** begin **

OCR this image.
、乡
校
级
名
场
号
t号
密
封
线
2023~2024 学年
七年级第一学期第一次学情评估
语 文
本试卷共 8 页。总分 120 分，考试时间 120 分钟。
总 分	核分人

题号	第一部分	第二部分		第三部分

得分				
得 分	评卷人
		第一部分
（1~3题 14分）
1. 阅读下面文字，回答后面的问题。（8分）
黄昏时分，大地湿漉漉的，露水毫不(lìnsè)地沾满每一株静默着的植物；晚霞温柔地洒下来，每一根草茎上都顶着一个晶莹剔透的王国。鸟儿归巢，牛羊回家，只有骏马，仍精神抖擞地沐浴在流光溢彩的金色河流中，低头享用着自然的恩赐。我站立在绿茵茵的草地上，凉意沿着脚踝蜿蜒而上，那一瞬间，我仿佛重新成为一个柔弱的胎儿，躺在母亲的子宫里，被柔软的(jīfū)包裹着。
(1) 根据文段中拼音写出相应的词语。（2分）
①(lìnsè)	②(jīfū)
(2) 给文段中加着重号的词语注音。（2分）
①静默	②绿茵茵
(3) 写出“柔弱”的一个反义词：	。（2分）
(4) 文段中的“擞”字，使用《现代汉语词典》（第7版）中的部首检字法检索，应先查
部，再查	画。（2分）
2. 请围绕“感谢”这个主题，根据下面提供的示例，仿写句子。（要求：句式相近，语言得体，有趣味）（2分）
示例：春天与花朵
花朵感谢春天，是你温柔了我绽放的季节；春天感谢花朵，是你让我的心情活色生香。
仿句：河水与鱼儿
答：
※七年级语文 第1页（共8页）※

** end **
** begin **

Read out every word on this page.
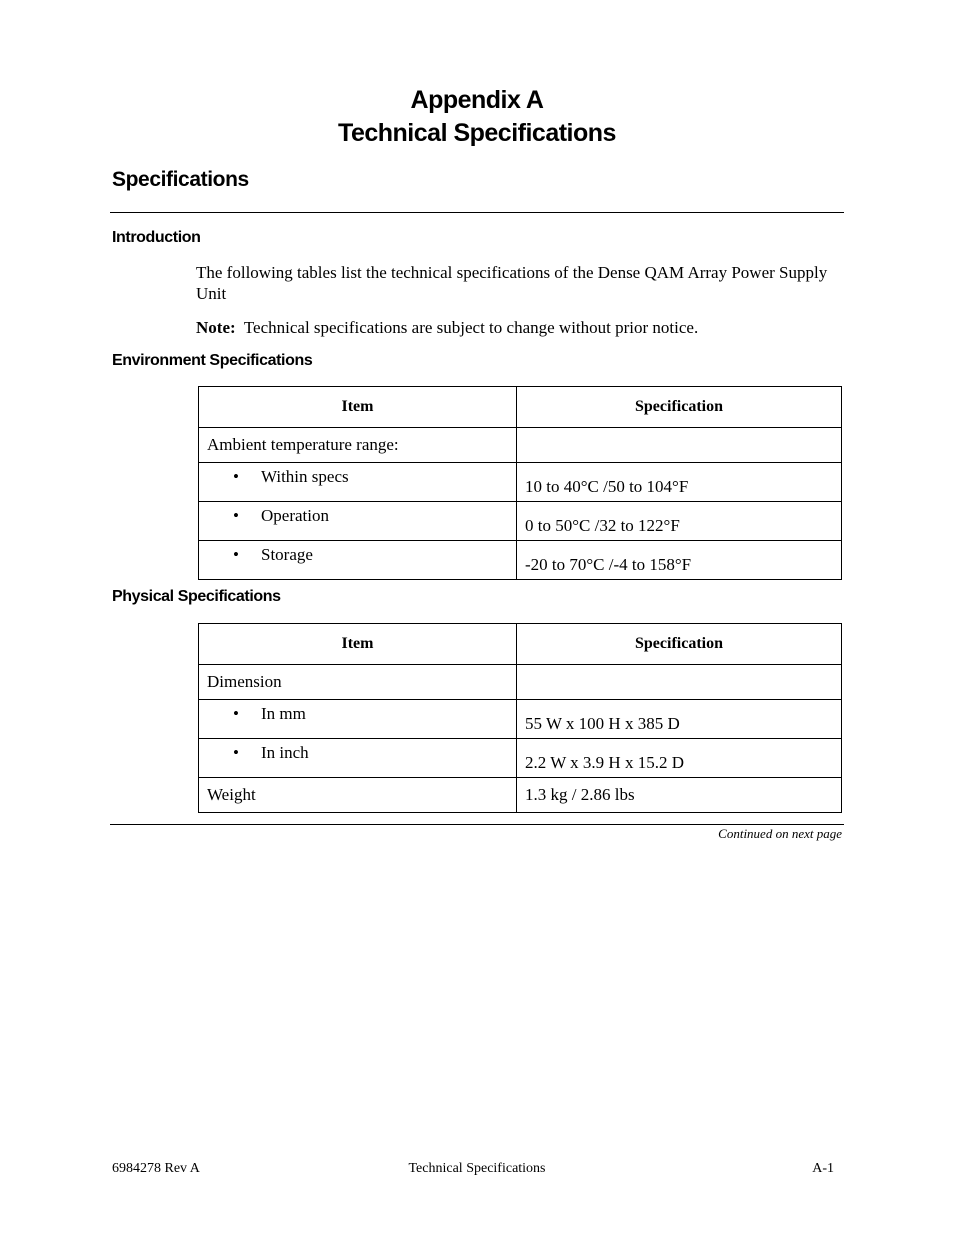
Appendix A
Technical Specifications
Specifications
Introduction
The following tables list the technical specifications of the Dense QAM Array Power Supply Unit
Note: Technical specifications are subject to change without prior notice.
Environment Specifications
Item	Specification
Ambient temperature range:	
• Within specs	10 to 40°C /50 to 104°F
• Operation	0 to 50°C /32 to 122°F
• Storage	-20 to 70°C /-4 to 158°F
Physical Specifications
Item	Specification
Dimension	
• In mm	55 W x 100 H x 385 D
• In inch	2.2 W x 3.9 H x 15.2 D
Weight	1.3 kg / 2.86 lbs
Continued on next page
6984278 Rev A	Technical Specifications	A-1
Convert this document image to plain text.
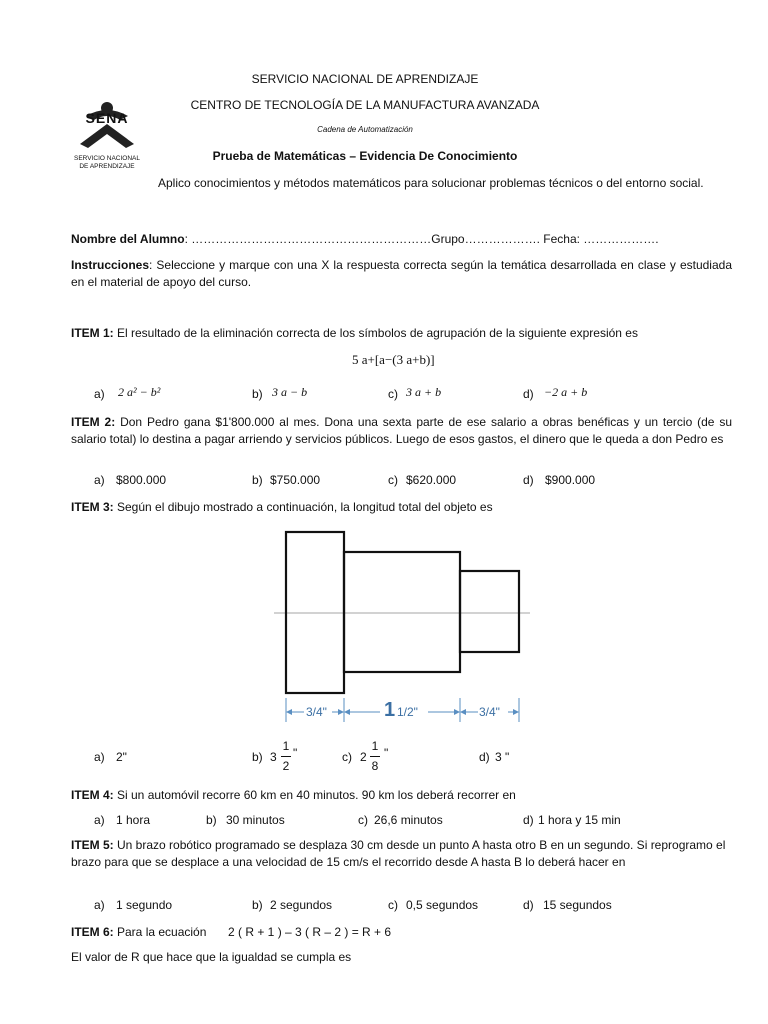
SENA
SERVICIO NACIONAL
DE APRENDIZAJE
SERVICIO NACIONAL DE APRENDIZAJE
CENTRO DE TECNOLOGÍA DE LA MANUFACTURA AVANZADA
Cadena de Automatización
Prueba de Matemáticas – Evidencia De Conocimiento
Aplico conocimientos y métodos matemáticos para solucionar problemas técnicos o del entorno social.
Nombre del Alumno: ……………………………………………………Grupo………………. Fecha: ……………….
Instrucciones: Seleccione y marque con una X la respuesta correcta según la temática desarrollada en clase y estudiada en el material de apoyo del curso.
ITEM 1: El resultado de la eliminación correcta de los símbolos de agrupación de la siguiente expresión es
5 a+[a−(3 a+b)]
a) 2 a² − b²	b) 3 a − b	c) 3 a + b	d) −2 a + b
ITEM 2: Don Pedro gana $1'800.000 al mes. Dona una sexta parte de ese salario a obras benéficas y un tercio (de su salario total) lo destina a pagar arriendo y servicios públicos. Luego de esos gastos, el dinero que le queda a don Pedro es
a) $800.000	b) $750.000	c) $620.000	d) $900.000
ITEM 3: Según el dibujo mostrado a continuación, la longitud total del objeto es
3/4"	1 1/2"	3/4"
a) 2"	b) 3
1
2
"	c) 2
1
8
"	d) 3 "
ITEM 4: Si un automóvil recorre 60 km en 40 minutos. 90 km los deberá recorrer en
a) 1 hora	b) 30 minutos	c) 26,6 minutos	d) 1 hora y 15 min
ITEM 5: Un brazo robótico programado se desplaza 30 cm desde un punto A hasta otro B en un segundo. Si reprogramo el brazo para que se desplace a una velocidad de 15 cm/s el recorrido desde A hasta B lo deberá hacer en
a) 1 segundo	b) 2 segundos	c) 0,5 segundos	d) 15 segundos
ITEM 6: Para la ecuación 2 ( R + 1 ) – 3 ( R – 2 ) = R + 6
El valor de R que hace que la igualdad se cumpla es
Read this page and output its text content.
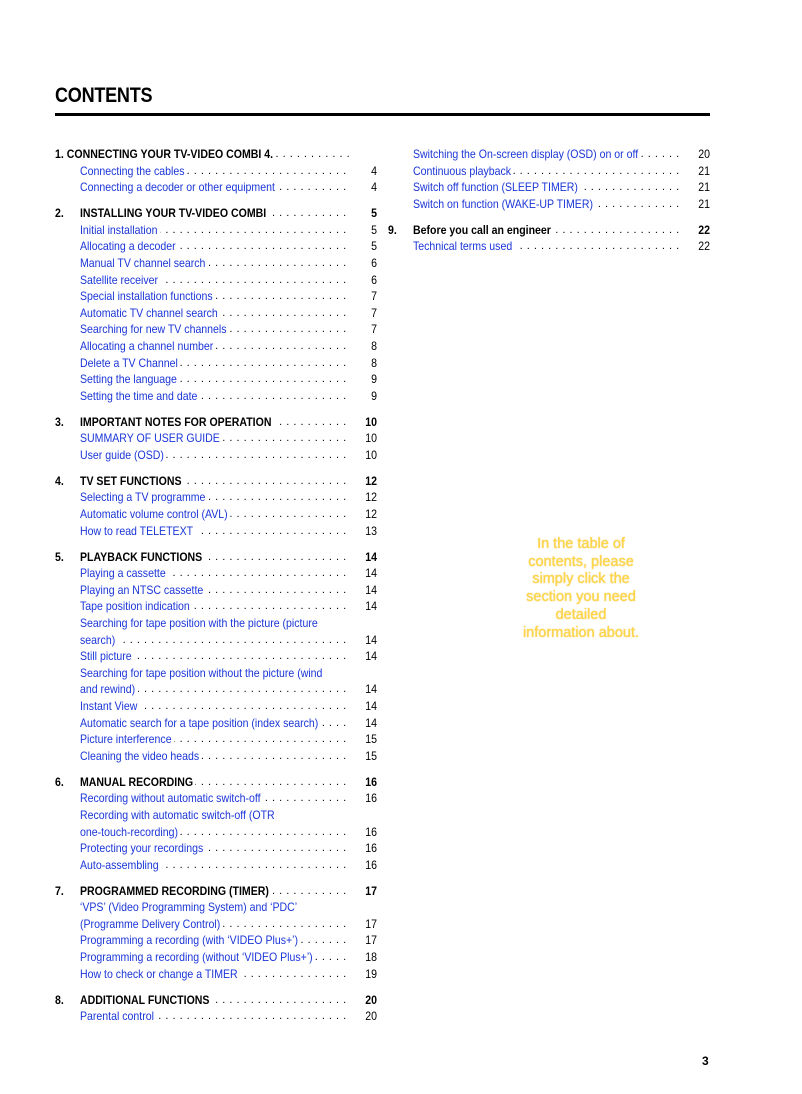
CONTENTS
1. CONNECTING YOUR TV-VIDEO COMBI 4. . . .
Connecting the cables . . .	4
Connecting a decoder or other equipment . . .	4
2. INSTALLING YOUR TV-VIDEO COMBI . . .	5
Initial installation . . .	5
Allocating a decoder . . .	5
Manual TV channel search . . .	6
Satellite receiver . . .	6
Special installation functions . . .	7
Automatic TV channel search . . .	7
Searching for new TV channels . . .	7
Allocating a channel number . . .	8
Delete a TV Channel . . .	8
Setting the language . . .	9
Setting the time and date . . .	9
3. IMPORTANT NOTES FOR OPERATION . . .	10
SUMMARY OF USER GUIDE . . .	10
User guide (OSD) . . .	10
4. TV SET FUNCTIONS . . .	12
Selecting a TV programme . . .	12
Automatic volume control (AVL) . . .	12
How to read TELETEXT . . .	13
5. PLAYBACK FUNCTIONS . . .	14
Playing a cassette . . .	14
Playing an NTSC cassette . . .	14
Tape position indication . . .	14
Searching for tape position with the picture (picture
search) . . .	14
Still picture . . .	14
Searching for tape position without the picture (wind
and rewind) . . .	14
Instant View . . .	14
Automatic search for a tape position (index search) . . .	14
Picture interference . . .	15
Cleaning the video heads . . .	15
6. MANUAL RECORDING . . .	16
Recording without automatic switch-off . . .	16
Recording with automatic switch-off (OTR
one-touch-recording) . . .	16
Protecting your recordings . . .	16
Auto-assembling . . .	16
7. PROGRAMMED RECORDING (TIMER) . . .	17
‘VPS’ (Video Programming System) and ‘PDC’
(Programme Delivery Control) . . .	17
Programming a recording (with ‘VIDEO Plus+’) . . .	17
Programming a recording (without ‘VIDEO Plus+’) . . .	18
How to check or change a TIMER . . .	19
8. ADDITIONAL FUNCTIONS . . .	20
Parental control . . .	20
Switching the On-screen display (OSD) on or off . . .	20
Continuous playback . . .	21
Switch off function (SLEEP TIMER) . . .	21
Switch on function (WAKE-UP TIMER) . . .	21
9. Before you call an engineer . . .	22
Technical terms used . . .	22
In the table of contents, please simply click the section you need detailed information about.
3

** end **

Take every line that includes the string "minutos" and copy it.

ITEM 4: Si un automóvil recorre 60 km en 40 minutos. 90 km los deberá recorrer en
a) 1 hora	b) 30 minutos	c) 26,6 minutos	d) 1 hora y 15 min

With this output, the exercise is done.